◆ What is asked
Copy each line of the records that contains the word "ЗОЛОТОЙ".

◆ Excerpted data
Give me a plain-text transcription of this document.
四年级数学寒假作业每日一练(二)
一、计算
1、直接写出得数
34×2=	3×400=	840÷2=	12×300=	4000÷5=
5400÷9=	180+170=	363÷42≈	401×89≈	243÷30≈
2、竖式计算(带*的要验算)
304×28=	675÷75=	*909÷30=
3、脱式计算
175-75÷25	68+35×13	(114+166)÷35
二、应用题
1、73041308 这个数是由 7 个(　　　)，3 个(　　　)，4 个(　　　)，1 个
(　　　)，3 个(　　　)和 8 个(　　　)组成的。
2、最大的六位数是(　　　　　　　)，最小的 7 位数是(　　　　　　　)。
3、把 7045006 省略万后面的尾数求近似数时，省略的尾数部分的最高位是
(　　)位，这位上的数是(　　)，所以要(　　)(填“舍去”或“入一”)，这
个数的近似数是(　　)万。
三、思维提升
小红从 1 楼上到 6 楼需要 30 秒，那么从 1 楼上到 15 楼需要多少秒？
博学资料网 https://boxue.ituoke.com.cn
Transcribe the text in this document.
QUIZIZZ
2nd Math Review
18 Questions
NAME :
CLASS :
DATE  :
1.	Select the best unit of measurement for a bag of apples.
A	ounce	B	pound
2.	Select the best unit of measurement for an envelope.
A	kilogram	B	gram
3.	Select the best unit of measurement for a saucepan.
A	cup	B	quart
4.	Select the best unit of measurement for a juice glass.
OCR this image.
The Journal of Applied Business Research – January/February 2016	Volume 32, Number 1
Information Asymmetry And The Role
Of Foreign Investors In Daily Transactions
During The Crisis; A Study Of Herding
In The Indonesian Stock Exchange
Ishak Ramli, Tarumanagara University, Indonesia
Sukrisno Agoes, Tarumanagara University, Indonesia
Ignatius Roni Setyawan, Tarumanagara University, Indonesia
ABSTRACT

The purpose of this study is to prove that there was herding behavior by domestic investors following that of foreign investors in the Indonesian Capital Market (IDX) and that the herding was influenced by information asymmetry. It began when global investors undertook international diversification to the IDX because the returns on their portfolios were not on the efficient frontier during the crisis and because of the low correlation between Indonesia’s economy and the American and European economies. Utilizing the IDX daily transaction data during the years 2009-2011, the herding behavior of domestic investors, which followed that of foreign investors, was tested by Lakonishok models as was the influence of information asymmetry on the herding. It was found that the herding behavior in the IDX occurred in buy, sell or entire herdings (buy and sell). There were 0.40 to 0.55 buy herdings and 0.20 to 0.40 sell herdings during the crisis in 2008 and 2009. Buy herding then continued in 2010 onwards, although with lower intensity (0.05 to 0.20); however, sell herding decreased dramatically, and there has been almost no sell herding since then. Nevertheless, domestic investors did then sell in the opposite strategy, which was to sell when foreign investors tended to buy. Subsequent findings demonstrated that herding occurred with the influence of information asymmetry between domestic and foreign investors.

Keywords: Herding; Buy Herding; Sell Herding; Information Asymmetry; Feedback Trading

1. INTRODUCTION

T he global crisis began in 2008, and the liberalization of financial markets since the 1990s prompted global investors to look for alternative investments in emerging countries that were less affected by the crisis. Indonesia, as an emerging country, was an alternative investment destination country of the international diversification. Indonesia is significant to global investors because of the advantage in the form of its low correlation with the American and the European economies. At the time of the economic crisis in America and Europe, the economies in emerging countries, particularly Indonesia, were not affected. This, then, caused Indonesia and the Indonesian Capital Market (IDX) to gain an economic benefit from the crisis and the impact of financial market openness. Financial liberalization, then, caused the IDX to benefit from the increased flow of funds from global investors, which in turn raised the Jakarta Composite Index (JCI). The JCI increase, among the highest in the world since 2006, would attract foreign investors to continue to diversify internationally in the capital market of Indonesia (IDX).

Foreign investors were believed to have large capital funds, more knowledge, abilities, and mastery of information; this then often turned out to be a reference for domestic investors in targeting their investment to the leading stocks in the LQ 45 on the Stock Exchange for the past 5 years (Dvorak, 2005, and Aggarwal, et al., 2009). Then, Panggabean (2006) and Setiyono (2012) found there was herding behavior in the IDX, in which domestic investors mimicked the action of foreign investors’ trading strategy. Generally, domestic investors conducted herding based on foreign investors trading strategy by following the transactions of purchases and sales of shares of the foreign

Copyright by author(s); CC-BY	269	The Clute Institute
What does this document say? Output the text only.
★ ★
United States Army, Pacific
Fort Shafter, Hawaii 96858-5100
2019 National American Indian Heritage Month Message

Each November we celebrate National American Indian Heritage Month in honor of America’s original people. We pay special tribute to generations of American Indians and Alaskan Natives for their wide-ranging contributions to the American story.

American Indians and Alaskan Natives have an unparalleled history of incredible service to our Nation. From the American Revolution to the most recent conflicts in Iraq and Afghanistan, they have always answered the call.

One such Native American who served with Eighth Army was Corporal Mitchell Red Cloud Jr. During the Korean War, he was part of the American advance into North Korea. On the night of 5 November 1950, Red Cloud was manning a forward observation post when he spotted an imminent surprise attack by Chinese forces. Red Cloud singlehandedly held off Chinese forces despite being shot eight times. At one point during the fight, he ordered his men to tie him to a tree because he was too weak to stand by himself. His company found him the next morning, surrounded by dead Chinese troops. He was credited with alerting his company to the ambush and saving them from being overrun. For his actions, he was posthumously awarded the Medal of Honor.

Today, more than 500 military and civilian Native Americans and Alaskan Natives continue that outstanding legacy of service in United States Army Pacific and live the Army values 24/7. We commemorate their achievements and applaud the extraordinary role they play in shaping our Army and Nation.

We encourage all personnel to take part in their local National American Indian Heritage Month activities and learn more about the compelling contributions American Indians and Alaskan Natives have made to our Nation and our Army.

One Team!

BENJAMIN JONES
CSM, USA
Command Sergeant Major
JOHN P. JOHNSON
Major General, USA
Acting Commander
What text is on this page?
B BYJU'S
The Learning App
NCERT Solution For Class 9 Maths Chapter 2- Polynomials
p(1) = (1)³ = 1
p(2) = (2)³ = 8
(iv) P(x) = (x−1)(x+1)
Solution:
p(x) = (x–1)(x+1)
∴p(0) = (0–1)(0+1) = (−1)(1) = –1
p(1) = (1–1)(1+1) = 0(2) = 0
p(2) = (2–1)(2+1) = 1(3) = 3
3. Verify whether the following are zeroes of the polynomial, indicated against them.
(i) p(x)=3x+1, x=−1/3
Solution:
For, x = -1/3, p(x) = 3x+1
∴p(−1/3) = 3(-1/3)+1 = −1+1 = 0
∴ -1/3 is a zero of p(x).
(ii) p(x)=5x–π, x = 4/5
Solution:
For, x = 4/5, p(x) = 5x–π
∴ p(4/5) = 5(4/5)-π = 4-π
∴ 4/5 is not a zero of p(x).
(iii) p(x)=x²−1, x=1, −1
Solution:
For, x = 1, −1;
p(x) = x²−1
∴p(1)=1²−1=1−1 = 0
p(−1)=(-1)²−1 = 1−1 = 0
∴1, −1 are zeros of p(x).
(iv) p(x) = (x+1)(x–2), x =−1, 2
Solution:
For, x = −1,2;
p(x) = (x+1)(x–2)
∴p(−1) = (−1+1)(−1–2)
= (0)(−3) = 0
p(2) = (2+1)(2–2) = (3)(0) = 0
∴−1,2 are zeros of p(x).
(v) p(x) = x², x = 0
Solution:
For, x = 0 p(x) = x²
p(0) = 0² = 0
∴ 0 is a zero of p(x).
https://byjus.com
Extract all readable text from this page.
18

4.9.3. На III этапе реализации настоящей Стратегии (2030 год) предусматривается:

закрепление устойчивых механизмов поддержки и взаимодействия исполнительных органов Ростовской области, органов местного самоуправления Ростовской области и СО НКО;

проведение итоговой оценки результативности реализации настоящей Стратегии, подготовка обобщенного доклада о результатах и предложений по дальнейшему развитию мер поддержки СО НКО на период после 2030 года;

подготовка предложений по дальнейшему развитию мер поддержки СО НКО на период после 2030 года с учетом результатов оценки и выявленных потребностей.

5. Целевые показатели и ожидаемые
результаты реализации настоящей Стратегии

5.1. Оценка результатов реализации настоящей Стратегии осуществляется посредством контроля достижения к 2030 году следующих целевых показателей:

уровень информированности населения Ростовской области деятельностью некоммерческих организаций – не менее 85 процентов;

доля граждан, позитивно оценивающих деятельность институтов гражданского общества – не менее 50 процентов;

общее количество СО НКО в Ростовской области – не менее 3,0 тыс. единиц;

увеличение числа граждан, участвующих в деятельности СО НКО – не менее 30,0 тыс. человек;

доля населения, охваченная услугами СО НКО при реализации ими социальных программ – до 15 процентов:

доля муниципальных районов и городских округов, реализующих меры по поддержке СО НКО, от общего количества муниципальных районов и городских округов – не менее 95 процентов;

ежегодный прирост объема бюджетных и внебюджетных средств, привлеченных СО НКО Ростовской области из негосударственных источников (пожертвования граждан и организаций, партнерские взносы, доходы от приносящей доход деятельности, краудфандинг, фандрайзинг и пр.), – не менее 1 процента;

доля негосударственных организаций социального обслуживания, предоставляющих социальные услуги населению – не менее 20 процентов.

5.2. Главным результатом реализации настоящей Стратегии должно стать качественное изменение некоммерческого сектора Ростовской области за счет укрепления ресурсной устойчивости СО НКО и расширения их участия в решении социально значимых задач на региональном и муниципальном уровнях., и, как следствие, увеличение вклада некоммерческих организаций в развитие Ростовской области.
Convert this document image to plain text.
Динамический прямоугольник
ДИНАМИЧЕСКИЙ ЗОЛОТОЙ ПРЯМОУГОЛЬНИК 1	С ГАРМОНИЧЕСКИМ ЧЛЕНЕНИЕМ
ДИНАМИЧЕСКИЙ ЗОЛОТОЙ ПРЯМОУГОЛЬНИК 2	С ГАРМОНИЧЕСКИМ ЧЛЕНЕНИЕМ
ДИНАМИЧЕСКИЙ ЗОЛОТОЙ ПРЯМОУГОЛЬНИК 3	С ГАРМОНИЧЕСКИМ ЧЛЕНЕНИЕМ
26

◆ Task solution
ДИНАМИЧЕСКИЙ ЗОЛОТОЙ ПРЯМОУГОЛЬНИК 1	С ГАРМОНИЧЕСКИМ ЧЛЕНЕНИЕМ
ДИНАМИЧЕСКИЙ ЗОЛОТОЙ ПРЯМОУГОЛЬНИК 2	С ГАРМОНИЧЕСКИМ ЧЛЕНЕНИЕМ
ДИНАМИЧЕСКИЙ ЗОЛОТОЙ ПРЯМОУГОЛЬНИК 3	С ГАРМОНИЧЕСКИМ ЧЛЕНЕНИЕМ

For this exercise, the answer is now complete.